• Task prompt: Select every line containing the word "present" from the material, and copy those lines.

• Entries:
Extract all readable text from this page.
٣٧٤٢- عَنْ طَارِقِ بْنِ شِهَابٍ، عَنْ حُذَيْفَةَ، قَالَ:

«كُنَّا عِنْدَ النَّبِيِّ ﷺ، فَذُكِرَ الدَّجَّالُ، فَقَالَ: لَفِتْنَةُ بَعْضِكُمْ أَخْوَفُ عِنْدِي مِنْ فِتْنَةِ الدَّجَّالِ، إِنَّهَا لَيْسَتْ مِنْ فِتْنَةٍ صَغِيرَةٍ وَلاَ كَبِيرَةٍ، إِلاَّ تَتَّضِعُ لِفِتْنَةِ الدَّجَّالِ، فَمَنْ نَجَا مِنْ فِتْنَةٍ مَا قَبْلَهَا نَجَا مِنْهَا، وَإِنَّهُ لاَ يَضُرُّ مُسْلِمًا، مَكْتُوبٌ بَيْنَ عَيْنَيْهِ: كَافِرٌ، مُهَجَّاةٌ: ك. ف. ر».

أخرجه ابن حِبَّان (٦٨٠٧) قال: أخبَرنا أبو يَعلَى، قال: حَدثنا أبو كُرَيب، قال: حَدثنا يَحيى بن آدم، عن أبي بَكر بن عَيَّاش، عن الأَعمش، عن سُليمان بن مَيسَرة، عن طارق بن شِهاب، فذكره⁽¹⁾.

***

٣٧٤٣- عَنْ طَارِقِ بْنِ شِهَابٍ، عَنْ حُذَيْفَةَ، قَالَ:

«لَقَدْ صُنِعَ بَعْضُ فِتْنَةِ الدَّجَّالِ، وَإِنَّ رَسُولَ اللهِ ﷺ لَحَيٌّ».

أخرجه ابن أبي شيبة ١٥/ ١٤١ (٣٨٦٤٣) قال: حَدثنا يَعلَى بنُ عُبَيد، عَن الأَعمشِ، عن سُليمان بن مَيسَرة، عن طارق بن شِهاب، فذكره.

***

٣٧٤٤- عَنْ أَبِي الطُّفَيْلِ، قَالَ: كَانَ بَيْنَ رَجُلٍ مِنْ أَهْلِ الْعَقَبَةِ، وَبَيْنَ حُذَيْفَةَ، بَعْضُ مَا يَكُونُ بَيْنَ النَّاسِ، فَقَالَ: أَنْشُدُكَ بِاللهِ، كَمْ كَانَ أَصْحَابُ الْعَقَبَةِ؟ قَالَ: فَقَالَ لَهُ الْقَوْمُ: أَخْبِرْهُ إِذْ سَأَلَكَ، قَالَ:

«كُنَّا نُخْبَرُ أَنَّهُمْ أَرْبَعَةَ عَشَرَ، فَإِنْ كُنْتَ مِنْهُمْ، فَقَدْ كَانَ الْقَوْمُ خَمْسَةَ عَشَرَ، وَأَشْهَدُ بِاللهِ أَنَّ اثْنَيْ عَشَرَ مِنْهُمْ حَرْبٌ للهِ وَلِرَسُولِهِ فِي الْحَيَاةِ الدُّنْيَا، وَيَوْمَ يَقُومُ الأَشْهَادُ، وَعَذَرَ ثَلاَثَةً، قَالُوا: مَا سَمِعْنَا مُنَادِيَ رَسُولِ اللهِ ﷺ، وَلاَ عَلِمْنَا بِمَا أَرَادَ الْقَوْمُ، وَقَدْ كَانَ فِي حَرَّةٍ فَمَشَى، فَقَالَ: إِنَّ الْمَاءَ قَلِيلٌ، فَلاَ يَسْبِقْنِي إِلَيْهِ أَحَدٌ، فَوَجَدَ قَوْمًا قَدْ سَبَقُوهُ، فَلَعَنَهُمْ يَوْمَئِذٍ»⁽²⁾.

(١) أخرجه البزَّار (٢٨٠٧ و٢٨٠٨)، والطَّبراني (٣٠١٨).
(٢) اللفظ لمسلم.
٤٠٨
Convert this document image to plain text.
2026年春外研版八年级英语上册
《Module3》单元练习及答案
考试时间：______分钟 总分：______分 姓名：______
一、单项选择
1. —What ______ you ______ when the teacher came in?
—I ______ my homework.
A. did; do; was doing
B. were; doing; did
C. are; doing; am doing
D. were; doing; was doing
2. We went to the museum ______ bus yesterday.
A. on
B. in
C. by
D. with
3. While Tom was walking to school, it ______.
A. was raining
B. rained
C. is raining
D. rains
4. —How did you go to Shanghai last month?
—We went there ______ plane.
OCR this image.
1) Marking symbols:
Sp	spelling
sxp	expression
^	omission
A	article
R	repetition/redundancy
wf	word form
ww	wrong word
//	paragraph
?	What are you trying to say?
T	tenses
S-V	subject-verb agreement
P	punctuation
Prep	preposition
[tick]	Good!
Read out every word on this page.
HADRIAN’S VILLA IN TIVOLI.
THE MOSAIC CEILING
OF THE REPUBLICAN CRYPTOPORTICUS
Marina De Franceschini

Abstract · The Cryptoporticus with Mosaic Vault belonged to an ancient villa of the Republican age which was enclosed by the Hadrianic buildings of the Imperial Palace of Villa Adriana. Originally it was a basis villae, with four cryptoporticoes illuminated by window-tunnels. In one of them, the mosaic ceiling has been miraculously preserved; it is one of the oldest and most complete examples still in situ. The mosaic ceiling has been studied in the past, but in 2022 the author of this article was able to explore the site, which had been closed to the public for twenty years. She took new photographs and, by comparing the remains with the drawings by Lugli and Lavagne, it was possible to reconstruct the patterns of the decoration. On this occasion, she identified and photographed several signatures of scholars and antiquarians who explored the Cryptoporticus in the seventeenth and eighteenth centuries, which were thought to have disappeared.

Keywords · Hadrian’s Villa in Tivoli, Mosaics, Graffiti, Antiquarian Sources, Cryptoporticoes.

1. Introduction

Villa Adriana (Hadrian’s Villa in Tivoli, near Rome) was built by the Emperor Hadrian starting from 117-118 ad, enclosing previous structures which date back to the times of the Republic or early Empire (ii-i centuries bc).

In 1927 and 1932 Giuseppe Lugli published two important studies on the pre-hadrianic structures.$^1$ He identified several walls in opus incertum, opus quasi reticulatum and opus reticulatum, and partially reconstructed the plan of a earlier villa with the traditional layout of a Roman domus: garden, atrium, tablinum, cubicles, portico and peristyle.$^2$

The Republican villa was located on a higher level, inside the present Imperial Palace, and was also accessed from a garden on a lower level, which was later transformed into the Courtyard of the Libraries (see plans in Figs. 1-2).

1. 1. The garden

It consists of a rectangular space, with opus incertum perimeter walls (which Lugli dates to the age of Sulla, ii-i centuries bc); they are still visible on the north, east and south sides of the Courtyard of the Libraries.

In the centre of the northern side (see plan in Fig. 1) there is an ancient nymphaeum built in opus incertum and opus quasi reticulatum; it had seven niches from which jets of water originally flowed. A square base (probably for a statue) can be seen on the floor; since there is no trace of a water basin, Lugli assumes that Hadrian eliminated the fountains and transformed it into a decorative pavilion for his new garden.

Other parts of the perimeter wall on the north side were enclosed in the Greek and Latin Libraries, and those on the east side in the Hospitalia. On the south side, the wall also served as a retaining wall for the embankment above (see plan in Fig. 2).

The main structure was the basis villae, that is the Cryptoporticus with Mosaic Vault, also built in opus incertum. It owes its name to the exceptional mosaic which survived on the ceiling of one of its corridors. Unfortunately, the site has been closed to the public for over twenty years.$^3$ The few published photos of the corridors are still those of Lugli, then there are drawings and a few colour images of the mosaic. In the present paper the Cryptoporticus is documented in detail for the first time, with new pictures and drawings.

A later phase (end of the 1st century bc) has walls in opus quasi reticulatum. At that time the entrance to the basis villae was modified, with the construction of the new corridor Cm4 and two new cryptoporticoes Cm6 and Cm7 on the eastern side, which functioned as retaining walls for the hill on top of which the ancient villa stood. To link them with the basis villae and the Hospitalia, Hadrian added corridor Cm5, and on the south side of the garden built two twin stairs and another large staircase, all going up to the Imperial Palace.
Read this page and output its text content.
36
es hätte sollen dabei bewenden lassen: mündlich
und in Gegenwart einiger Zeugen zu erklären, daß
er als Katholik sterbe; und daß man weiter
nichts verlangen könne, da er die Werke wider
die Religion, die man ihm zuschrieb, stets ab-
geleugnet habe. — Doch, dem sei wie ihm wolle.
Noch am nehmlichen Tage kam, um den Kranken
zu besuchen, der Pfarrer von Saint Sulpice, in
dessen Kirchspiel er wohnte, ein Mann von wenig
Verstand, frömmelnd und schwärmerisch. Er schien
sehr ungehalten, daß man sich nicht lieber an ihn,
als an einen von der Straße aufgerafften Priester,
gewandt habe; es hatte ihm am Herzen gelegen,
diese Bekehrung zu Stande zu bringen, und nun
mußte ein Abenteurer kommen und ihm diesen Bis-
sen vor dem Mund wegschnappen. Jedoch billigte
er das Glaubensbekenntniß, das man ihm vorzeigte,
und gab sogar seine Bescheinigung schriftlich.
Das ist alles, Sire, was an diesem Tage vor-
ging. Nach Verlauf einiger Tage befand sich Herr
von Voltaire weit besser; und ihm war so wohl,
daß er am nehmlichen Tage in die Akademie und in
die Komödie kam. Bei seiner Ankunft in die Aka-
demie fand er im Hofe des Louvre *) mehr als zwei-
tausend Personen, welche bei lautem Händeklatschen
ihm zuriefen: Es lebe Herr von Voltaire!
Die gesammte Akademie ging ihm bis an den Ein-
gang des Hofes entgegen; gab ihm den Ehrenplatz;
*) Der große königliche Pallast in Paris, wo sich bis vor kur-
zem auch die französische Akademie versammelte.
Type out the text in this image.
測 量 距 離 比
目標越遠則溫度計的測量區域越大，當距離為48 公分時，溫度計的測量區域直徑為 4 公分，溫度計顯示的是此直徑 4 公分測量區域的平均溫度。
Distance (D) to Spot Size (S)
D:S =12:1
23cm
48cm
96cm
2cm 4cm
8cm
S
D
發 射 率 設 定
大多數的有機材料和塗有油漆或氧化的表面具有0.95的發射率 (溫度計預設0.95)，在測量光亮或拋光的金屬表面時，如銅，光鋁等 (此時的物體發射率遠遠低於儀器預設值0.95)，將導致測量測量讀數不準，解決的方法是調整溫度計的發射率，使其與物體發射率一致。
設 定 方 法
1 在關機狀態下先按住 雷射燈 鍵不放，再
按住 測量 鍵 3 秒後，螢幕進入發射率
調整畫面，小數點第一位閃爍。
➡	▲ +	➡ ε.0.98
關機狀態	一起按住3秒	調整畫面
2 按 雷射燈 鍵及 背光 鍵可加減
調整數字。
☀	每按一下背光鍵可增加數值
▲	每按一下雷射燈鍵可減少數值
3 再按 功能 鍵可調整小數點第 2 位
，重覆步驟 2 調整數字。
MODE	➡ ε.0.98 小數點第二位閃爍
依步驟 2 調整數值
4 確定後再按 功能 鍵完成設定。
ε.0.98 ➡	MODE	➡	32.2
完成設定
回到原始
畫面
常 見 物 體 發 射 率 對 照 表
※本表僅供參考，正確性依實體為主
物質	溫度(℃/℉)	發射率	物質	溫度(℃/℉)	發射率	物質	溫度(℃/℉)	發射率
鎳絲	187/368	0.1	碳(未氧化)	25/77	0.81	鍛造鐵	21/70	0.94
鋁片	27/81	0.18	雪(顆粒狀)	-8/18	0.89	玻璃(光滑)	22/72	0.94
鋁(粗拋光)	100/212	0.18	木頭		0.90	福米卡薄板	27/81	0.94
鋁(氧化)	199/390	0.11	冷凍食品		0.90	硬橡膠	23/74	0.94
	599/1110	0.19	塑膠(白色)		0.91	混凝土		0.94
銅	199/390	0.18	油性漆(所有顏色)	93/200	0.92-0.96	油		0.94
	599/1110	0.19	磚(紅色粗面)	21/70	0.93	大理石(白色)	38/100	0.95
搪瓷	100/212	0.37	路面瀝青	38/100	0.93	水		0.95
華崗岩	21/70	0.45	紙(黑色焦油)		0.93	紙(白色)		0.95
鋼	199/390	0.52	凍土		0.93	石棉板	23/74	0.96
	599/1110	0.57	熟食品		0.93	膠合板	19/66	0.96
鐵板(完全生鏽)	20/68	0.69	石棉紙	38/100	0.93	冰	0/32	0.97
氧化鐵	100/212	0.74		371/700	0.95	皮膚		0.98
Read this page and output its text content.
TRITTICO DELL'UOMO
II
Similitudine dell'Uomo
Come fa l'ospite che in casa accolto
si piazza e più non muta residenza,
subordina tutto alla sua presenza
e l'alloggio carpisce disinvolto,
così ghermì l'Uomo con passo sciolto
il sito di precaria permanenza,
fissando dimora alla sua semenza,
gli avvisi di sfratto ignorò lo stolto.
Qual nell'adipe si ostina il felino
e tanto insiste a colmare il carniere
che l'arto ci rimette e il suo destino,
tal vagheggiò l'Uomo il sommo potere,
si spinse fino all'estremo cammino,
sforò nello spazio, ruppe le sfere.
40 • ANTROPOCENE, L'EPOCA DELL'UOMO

• Written response:
The Republican villa was located on a higher level, inside the present Imperial Palace, and was also accessed from a garden on a lower level, which was later transformed into the Courtyard of the Libraries (see plans in Figs. 1-2).
The main structure was the basis villae, that is the Cryptoporticus with Mosaic Vault, also built in opus incertum. It owes its name to the exceptional mosaic which survived on the ceiling of one of its corridors. Unfortunately, the site has been closed to the public for over twenty years.$^3$ The few published photos of the corridors are still those of Lugli, then there are drawings and a few colour images of the mosaic. In the present paper the Cryptoporticus is documented in detail for the first time, with new pictures and drawings.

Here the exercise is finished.